------ Entries supplied
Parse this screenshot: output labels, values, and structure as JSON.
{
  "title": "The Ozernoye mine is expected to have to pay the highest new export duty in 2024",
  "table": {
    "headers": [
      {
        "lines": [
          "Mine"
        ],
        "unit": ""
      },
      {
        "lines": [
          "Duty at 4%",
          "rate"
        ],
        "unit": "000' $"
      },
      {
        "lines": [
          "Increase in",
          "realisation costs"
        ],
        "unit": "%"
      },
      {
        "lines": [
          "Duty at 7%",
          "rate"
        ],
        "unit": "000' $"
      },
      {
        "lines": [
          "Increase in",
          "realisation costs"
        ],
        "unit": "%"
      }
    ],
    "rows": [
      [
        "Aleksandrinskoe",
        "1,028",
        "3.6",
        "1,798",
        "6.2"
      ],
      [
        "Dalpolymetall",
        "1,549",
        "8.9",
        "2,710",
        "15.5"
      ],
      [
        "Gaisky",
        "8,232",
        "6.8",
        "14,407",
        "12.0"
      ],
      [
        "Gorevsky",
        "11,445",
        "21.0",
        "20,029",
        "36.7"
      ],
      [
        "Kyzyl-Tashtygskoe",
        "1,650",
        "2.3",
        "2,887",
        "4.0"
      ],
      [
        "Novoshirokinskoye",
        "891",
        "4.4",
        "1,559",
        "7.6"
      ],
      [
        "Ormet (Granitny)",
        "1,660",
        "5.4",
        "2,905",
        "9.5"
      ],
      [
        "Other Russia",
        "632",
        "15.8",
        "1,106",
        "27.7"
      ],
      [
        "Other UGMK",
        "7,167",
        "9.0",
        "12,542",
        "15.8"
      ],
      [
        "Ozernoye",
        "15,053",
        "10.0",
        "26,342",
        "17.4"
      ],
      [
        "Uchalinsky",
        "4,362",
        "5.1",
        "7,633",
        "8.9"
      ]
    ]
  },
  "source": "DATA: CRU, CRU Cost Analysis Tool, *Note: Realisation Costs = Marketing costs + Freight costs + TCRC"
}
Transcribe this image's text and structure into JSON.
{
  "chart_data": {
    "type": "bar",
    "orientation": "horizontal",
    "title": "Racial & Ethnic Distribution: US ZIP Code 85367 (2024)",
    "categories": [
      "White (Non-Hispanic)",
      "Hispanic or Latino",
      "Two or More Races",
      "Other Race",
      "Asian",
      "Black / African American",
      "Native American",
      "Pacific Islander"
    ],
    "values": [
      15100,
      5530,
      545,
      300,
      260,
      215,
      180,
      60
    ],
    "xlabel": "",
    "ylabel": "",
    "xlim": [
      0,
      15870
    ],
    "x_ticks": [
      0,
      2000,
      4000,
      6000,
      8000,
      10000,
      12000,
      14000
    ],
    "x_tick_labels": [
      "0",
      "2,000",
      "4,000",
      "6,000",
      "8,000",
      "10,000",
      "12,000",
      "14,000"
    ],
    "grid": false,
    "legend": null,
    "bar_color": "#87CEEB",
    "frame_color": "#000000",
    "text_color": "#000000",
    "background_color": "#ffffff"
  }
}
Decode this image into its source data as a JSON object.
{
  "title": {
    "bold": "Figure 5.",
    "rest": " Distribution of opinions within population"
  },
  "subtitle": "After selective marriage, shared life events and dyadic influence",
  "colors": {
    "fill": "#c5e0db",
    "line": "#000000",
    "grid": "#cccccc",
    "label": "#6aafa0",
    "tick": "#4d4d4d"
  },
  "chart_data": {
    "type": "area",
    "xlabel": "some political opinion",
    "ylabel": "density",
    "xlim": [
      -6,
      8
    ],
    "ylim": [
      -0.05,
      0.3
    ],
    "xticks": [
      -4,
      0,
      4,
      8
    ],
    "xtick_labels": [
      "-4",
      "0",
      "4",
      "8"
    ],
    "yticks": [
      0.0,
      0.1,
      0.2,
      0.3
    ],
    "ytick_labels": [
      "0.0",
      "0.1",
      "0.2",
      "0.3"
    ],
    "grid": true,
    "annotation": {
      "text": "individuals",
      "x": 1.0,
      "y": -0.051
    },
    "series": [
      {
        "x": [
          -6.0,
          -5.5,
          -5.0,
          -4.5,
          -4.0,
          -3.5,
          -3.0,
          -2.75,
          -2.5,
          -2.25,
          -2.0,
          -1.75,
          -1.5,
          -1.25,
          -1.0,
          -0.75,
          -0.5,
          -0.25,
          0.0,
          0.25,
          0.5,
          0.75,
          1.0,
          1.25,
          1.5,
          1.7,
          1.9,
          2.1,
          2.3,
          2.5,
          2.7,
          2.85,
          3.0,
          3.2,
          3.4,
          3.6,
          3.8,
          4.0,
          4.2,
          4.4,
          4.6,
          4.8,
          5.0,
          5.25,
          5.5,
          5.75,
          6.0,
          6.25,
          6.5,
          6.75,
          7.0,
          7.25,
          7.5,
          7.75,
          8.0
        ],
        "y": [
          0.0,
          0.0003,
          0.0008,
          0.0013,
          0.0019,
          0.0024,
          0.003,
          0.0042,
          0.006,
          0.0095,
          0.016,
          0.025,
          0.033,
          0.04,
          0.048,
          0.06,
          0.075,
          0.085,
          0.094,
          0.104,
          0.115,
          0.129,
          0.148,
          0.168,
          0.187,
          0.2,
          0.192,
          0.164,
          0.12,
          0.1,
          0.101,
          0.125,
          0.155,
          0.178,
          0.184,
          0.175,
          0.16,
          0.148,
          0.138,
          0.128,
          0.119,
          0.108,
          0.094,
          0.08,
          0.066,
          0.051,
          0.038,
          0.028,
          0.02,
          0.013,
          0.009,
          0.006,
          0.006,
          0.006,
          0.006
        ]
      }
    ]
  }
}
------------
■ Job ■
Search the lines for the string "Distribution" and copy every line that has it.

■ Solution ■
    "title": "Racial & Ethnic Distribution: US ZIP Code 85367 (2024)",
    "rest": " Distribution of opinions within population"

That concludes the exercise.